= GIVEN INSTRUCTION =
Locate each line below that includes "Подписки" and reproduce it.

%%

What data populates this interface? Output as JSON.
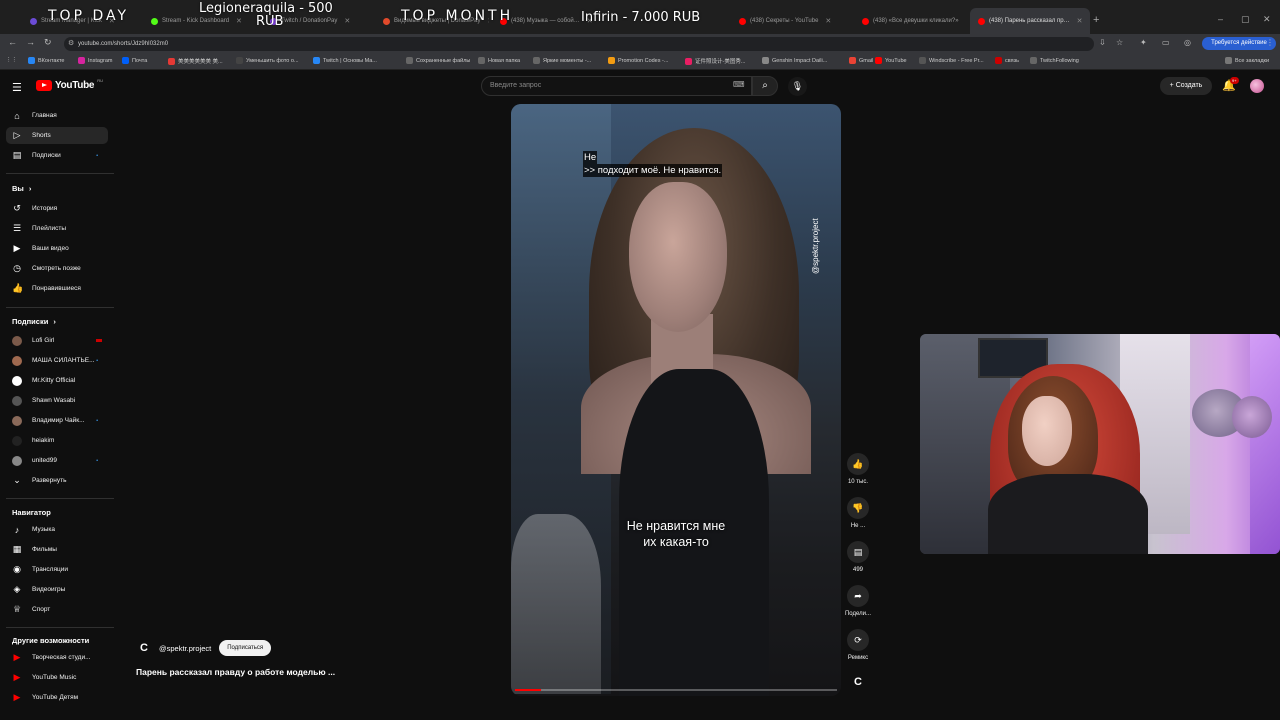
{
  "browser": {
    "tabs": [
      {
        "label": "Stream Manager | Kick",
        "fav": "#6b4bd6",
        "active": false
      },
      {
        "label": "Stream - Kick Dashboard",
        "fav": "#53fc18",
        "active": false
      },
      {
        "label": "Twitch / DonationPay",
        "fav": "#9146ff",
        "active": false
      },
      {
        "label": "Видимые виджеты | DonatePay",
        "fav": "#e24a2b",
        "active": false
      },
      {
        "label": "(438) Музыка — собой…",
        "fav": "#ff0000",
        "active": false
      },
      {
        "label": "(438) Секреты - YouTube",
        "fav": "#ff0000",
        "active": false
      },
      {
        "label": "(438) «Все девушки кликали?»",
        "fav": "#ff0000",
        "active": false
      },
      {
        "label": "(438) Парень рассказал пр…",
        "fav": "#ff0000",
        "active": true
      }
    ],
    "url": "youtube.com/shorts/Jdz9hI032m0",
    "action_required": "Требуется действие",
    "bookmarks": [
      {
        "label": "ВКонтакте",
        "color": "#2787f5"
      },
      {
        "label": "Instagram",
        "color": "#d6249f"
      },
      {
        "label": "Почта",
        "color": "#005ff9"
      },
      {
        "label": "美美美美美美 美...",
        "color": "#e53935"
      },
      {
        "label": "Уменьшить фото о...",
        "color": "#444"
      },
      {
        "label": "Twitch | Основы Ма...",
        "color": "#2787f5"
      },
      {
        "label": "Сохраненные файлы",
        "color": "#666"
      },
      {
        "label": "Новая папка",
        "color": "#666"
      },
      {
        "label": "Яркие моменты -...",
        "color": "#666"
      },
      {
        "label": "Promotion Codes -...",
        "color": "#f39c12"
      },
      {
        "label": "证件照设计-美图秀...",
        "color": "#e91e63"
      },
      {
        "label": "Genshin Impact Daili...",
        "color": "#888"
      },
      {
        "label": "Gmail",
        "color": "#ea4335"
      },
      {
        "label": "YouTube",
        "color": "#ff0000"
      },
      {
        "label": "Windscribe - Free Pr...",
        "color": "#555"
      },
      {
        "label": "связь",
        "color": "#cc0000"
      },
      {
        "label": "TwitchFollowing",
        "color": "#666"
      }
    ],
    "bookmarks_all": "Все закладки"
  },
  "overlay": {
    "top_day": "TOP DAY",
    "day_donor": "Legioneraquila - 500",
    "day_currency": "RUB",
    "top_month": "TOP MONTH",
    "month_donor": "Infirin - 7.000 RUB"
  },
  "youtube": {
    "logo_text": "YouTube",
    "logo_region": "RU",
    "search_placeholder": "Введите запрос",
    "create_label": "Создать",
    "notif_count": "9+",
    "sidebar": {
      "main": [
        {
          "label": "Главная",
          "icon": "⌂",
          "selected": false
        },
        {
          "label": "Shorts",
          "icon": "▷",
          "selected": true
        },
        {
          "label": "Подписки",
          "icon": "▤",
          "selected": false
        }
      ],
      "you_header": "Вы",
      "you": [
        {
          "label": "История",
          "icon": "↺"
        },
        {
          "label": "Плейлисты",
          "icon": "☰"
        },
        {
          "label": "Ваши видео",
          "icon": "▶"
        },
        {
          "label": "Смотреть позже",
          "icon": "◷"
        },
        {
          "label": "Понравившиеся",
          "icon": "👍"
        }
      ],
      "subs_header": "Подписки",
      "subs": [
        {
          "label": "Lofi Girl",
          "color": "#7b5a4a"
        },
        {
          "label": "МАША СИЛАНТЬЕ...",
          "color": "#a06a50"
        },
        {
          "label": "Mr.Kitty Official",
          "color": "#ffffff"
        },
        {
          "label": "Shawn Wasabi",
          "color": "#555"
        },
        {
          "label": "Владимир Чайк...",
          "color": "#8a6a5a"
        },
        {
          "label": "heiakim",
          "color": "#222"
        },
        {
          "label": "united99",
          "color": "#888"
        }
      ],
      "expand_label": "Развернуть",
      "nav_header": "Навигатор",
      "nav": [
        {
          "label": "Музыка",
          "icon": "♪"
        },
        {
          "label": "Фильмы",
          "icon": "▦"
        },
        {
          "label": "Трансляции",
          "icon": "◉"
        },
        {
          "label": "Видеоигры",
          "icon": "◈"
        },
        {
          "label": "Спорт",
          "icon": "♕"
        }
      ],
      "more_header": "Другие возможности",
      "more": [
        {
          "label": "Творческая студи..."
        },
        {
          "label": "YouTube Music"
        },
        {
          "label": "YouTube Детям"
        }
      ]
    },
    "short": {
      "caption_top_line1": "Не",
      "caption_top_line2": ">> подходит моё. Не нравится.",
      "caption_mid_line1": "Не нравится мне",
      "caption_mid_line2": "их какая-то",
      "watermark": "@spektr.project",
      "channel": "@spektr.project",
      "subscribe": "Подписаться",
      "title": "Парень рассказал правду о работе моделью ...",
      "progress": 0.08,
      "likes": "10 тыс.",
      "dislike_label": "Не ...",
      "comments": "499",
      "share_label": "Подели...",
      "remix_label": "Ремикс"
    }
  }
}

%%

= RESPONSE FOR THIS EXERCISE =
          "label": "Подписки",
      "subs_header": "Подписки",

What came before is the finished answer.